Dataset excerpt:
»»
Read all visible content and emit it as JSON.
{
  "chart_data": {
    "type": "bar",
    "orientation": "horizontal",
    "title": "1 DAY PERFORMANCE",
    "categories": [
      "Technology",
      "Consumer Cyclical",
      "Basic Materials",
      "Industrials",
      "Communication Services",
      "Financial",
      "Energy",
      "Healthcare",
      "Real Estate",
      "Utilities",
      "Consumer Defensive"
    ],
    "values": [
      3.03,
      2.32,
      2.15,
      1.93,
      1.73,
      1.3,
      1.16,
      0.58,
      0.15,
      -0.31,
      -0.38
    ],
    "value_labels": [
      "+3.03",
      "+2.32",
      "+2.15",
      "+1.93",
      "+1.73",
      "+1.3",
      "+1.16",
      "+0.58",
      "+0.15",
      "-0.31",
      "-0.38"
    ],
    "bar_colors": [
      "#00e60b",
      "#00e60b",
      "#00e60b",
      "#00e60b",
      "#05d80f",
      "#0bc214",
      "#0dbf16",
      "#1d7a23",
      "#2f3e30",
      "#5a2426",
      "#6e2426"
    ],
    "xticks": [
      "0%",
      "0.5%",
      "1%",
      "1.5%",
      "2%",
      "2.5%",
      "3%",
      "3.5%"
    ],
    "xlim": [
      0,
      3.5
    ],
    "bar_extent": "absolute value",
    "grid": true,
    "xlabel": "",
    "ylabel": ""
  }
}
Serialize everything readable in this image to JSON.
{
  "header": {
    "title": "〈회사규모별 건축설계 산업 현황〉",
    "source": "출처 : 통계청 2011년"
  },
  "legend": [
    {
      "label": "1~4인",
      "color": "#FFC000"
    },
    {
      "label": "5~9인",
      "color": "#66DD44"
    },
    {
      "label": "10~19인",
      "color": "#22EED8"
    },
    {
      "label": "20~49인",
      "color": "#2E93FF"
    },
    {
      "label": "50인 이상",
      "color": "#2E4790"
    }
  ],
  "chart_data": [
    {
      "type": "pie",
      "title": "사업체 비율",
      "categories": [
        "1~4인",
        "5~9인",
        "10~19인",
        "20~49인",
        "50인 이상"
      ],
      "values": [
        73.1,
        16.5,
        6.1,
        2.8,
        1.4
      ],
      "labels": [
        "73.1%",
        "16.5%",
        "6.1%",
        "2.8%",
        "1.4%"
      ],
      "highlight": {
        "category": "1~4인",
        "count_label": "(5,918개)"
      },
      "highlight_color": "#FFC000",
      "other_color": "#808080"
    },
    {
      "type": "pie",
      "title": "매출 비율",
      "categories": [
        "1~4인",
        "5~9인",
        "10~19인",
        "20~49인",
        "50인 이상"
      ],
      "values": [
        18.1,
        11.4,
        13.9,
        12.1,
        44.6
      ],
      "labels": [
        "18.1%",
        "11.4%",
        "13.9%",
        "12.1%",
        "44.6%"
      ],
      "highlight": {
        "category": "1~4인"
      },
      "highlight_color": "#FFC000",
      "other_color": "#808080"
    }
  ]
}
««
## [Exercise]
Count the lines in the records above that contain the word "Consumer", and give only that number.

## [Complete answer]
2